> [Direction]: Copy every line from the material below that holds "为出发点的传统中国道德体系".

> [Supplied data]:

★ ★ ★ ★ ★

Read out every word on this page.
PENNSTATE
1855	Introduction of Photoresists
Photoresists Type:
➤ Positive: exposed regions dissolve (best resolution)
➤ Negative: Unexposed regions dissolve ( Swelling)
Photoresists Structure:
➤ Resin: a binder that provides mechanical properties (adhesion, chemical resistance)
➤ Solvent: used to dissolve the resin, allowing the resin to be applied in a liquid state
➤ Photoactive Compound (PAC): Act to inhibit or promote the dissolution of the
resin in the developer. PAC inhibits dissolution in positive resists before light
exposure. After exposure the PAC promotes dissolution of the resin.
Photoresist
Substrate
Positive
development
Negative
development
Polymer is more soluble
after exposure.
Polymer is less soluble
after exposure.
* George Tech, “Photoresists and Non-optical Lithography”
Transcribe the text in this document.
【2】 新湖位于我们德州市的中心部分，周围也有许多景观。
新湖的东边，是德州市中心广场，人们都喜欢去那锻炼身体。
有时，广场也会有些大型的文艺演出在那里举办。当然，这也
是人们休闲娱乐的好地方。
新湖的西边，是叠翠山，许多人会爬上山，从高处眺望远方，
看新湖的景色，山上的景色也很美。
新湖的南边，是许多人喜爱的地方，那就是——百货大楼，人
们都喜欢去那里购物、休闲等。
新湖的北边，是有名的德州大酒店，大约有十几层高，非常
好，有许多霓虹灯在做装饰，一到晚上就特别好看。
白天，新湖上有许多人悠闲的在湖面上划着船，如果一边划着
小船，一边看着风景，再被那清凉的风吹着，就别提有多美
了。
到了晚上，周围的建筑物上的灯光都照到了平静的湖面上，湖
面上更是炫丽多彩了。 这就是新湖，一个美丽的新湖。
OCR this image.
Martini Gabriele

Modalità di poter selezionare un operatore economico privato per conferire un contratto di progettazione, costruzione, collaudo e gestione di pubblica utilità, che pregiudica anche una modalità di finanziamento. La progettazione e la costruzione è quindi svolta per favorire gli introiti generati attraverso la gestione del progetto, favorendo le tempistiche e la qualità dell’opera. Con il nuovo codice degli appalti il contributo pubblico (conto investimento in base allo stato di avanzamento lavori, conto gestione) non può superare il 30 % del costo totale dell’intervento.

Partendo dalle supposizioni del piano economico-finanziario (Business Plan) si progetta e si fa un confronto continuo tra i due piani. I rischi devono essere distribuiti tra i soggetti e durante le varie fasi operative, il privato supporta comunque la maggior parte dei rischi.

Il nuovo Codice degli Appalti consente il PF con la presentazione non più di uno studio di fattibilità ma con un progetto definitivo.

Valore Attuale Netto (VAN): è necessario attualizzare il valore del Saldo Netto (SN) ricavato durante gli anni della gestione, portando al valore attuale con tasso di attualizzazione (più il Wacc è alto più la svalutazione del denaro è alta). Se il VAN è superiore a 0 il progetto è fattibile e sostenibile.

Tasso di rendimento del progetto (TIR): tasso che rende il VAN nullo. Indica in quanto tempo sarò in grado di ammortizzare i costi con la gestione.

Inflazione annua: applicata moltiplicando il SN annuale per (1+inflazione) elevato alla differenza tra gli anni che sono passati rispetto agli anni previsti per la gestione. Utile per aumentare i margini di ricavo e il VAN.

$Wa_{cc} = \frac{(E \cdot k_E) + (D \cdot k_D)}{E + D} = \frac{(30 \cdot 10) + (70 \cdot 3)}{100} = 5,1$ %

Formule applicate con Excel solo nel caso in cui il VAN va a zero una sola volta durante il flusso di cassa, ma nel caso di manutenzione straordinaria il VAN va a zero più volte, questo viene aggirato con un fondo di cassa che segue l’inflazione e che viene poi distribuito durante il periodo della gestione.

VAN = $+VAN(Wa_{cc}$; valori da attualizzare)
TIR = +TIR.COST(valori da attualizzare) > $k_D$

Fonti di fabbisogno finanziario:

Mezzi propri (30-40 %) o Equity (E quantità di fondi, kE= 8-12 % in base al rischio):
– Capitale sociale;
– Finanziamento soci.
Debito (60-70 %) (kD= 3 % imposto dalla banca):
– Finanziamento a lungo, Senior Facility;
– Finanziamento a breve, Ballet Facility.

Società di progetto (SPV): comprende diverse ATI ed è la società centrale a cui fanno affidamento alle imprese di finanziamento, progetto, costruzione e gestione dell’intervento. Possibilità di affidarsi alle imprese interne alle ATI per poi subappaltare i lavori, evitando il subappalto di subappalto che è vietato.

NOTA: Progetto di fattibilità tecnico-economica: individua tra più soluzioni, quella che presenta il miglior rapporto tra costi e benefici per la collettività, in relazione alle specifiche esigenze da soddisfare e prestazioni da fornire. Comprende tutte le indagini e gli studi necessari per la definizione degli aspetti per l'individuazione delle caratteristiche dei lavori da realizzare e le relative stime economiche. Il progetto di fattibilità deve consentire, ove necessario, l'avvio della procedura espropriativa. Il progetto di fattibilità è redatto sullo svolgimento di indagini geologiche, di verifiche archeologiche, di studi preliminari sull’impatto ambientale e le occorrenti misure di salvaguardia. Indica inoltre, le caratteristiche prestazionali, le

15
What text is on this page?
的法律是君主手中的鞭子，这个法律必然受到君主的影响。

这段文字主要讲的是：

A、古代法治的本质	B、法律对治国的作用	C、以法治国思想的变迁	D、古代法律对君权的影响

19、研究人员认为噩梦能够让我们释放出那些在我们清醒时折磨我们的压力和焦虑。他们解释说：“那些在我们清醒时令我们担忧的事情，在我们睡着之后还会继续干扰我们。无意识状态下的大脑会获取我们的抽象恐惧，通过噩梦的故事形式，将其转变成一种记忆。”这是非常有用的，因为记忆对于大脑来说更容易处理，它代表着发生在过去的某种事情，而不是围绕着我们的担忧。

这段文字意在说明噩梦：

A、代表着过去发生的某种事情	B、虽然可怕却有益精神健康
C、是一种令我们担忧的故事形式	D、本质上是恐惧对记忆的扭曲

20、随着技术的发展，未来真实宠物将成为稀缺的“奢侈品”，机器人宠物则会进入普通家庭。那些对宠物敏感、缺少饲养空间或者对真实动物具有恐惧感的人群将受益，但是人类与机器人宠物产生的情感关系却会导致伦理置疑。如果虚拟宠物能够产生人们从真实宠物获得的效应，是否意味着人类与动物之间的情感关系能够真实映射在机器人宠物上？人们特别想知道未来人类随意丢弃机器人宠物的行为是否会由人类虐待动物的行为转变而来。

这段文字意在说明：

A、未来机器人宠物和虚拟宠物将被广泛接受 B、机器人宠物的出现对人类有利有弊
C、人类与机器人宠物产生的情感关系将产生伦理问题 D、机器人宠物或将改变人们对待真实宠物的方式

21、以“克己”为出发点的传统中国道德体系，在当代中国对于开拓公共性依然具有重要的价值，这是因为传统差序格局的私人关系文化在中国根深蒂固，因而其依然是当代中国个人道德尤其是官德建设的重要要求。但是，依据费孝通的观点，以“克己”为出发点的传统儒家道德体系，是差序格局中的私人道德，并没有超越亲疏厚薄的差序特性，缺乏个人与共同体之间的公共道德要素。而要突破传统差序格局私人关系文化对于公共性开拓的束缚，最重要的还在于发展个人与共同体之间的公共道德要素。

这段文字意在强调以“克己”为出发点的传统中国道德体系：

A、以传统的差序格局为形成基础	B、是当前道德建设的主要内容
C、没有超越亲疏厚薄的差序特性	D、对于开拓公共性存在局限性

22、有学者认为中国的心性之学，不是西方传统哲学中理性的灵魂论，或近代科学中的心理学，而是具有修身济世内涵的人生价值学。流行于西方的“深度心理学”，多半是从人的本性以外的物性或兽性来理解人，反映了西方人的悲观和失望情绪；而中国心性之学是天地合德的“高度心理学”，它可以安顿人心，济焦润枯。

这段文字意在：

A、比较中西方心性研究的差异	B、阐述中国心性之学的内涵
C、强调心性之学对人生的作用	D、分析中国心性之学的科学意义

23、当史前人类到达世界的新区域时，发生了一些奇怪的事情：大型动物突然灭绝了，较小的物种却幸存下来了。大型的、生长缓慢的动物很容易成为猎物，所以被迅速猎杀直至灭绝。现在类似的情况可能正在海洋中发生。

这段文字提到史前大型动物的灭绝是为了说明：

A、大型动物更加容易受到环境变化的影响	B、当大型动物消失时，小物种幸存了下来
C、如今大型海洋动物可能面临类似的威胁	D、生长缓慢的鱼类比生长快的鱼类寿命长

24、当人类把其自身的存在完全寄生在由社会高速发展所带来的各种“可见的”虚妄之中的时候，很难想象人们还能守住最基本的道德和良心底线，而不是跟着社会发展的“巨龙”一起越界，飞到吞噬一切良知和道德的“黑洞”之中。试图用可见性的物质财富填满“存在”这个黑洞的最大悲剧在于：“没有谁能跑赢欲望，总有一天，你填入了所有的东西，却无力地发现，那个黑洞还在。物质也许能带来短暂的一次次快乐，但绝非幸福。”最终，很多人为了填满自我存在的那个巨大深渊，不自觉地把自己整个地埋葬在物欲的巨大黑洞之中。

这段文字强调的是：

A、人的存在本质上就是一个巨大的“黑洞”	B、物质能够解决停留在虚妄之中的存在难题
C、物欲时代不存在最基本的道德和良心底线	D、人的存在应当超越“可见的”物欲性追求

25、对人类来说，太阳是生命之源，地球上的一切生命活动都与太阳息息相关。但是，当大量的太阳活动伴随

★ ★ ★ ★ ★

> [Worked solution]:
21、以“克己”为出发点的传统中国道德体系，在当代中国对于开拓公共性依然具有重要的价值，这是因为传统差序格局的私人关系文化在中国根深蒂固，因而其依然是当代中国个人道德尤其是官德建设的重要要求。但是，依据费孝通的观点，以“克己”为出发点的传统儒家道德体系，是差序格局中的私人道德，并没有超越亲疏厚薄的差序特性，缺乏个人与共同体之间的公共道德要素。而要突破传统差序格局私人关系文化对于公共性开拓的束缚，最重要的还在于发展个人与共同体之间的公共道德要素。
这段文字意在强调以“克己”为出发点的传统中国道德体系：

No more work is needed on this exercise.